[Records excerpted from a collection]
○ ○ ○ ○ ○
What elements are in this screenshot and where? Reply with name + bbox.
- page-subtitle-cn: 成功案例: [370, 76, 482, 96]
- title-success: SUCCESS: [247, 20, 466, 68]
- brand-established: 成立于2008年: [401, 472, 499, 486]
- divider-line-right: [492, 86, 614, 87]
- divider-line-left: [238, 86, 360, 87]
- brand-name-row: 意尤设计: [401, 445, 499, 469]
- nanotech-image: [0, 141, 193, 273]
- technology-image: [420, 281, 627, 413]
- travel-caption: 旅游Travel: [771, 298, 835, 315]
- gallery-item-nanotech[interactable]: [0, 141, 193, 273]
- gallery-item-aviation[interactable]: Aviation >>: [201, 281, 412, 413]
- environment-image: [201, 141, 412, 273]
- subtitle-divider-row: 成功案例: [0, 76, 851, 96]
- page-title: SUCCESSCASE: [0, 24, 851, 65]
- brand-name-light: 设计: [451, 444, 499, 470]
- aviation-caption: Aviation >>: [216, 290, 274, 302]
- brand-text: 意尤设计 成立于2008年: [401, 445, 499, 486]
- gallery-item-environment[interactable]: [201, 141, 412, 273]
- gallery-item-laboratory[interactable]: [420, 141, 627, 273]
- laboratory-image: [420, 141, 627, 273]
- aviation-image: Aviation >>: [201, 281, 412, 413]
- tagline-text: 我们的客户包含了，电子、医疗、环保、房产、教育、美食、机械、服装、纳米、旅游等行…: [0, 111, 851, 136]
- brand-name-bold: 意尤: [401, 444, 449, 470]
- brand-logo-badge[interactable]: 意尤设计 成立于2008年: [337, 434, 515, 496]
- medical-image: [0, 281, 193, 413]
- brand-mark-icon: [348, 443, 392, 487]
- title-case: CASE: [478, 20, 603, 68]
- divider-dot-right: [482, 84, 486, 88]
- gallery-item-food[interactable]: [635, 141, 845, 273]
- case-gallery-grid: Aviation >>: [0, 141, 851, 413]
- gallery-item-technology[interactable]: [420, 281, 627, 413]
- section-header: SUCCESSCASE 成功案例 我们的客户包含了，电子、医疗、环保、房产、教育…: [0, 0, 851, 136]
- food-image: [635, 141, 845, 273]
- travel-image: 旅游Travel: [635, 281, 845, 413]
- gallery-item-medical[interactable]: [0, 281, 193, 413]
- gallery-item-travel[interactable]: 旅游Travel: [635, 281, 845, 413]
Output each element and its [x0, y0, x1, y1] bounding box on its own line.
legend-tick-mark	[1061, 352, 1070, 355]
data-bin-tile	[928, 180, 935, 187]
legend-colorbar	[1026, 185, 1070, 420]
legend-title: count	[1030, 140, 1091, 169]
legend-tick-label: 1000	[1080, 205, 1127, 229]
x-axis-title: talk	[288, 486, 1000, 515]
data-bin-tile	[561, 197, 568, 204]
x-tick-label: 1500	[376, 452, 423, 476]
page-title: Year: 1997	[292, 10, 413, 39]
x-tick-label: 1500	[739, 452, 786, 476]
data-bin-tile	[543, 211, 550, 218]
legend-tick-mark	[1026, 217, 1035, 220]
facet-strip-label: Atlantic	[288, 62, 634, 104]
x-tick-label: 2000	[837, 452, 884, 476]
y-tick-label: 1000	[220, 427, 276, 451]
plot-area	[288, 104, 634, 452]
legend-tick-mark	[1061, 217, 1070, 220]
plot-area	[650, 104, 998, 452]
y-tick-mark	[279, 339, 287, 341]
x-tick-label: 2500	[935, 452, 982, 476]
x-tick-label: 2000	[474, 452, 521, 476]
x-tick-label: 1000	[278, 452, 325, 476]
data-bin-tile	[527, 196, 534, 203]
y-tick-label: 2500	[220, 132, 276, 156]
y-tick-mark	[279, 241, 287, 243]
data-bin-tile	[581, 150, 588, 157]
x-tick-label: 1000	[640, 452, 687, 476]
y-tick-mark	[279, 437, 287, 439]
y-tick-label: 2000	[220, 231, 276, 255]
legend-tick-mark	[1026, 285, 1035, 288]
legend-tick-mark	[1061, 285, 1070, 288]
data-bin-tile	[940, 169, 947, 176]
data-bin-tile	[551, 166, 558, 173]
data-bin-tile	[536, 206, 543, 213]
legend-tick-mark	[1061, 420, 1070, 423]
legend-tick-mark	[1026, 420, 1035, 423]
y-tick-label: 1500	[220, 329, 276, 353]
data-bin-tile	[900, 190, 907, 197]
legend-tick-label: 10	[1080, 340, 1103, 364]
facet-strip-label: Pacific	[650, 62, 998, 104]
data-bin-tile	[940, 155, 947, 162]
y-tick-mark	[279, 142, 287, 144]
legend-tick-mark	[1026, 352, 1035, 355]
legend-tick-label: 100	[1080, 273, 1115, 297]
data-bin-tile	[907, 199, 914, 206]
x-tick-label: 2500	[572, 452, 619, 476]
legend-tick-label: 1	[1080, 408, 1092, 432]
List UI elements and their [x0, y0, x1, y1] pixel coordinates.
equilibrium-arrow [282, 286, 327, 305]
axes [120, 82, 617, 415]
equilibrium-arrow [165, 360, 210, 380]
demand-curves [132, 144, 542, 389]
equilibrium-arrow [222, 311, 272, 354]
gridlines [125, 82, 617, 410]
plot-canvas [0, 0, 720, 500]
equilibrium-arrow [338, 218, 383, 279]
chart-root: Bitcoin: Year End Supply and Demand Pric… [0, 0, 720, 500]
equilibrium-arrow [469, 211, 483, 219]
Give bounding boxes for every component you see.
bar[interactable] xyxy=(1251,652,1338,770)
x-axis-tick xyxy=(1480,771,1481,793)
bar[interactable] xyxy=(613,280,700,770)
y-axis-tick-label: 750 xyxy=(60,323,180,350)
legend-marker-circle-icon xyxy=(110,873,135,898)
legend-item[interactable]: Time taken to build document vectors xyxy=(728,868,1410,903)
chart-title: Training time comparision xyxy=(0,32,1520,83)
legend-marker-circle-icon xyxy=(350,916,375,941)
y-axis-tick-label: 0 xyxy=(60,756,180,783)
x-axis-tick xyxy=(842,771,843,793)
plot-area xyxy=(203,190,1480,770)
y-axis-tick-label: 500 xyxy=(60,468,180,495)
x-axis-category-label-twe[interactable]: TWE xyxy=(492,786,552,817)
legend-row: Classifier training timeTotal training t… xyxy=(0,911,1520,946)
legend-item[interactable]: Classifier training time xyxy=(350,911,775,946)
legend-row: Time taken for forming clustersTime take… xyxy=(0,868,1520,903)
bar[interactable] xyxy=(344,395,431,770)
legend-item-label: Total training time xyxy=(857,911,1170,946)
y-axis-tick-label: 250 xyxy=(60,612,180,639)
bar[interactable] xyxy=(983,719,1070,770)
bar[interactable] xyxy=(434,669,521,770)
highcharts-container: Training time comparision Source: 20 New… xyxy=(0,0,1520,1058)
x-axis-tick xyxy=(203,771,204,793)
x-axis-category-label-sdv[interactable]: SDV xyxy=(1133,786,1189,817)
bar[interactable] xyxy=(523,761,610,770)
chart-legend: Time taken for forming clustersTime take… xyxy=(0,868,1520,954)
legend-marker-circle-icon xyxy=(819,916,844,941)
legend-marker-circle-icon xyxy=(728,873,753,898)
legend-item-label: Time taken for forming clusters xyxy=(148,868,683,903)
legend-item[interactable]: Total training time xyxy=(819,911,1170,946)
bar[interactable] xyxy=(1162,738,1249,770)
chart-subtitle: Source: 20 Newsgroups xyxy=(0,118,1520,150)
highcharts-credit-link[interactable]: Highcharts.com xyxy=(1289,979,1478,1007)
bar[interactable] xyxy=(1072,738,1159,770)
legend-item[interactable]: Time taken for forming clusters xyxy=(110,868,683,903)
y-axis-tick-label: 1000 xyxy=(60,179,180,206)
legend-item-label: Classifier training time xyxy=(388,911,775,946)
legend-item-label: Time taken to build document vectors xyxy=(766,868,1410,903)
○ ○ ○ ○ ○
TASK REQUIREMENTS -
Copy out, without any change, every line from the beginning of the records up to and including the line containing "- laboratory-image: [420, 141, 627, 273]".

PROBLEM SOLUTION -
What elements are in this screenshot and where? Reply with name + bbox.
- page-subtitle-cn: 成功案例: [370, 76, 482, 96]
- title-success: SUCCESS: [247, 20, 466, 68]
- brand-established: 成立于2008年: [401, 472, 499, 486]
- divider-line-right: [492, 86, 614, 87]
- divider-line-left: [238, 86, 360, 87]
- brand-name-row: 意尤设计: [401, 445, 499, 469]
- nanotech-image: [0, 141, 193, 273]
- technology-image: [420, 281, 627, 413]
- travel-caption: 旅游Travel: [771, 298, 835, 315]
- gallery-item-nanotech[interactable]: [0, 141, 193, 273]
- gallery-item-aviation[interactable]: Aviation >>: [201, 281, 412, 413]
- environment-image: [201, 141, 412, 273]
- subtitle-divider-row: 成功案例: [0, 76, 851, 96]
- page-title: SUCCESSCASE: [0, 24, 851, 65]
- brand-name-light: 设计: [451, 444, 499, 470]
- aviation-caption: Aviation >>: [216, 290, 274, 302]
- brand-text: 意尤设计 成立于2008年: [401, 445, 499, 486]
- gallery-item-environment[interactable]: [201, 141, 412, 273]
- gallery-item-laboratory[interactable]: [420, 141, 627, 273]
- laboratory-image: [420, 141, 627, 273]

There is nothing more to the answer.